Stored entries
-- BEGIN --

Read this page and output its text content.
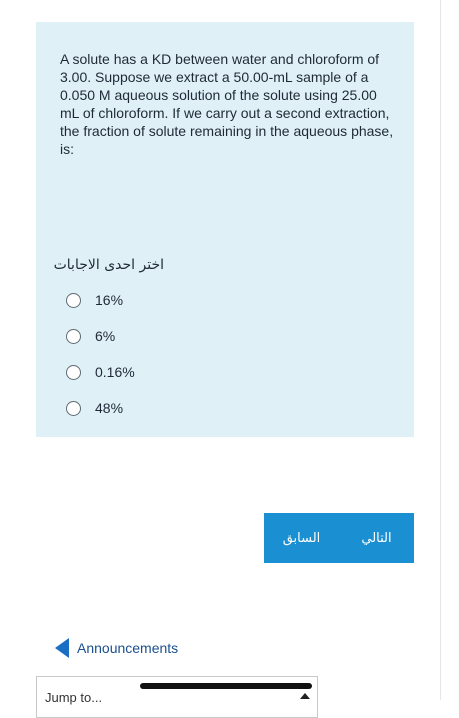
A solute has a KD between water and chloroform of 3.00. Suppose we extract a 50.00-mL sample of a 0.050 M aqueous solution of the solute using 25.00 mL of chloroform. If we carry out a second extraction, the fraction of solute remaining in the aqueous phase, is:

اختر احدى الاجابات
16%
6%
0.16%
48%
السابق	التالي
Announcements
Jump to...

-- END --

- _DESCRIPTION OF THE TASK_: From the material above, reproduce everything verbatim except the pictures.

- _RESPONSE TO THE TASK_:
Read this page and output its text content.
A solute has a KD between water and chloroform of 3.00. Suppose we extract a 50.00-mL sample of a 0.050 M aqueous solution of the solute using 25.00 mL of chloroform. If we carry out a second extraction, the fraction of solute remaining in the aqueous phase, is:

اختر احدى الاجابات
16%
6%
0.16%
48%
السابق	التالي
Announcements
Jump to...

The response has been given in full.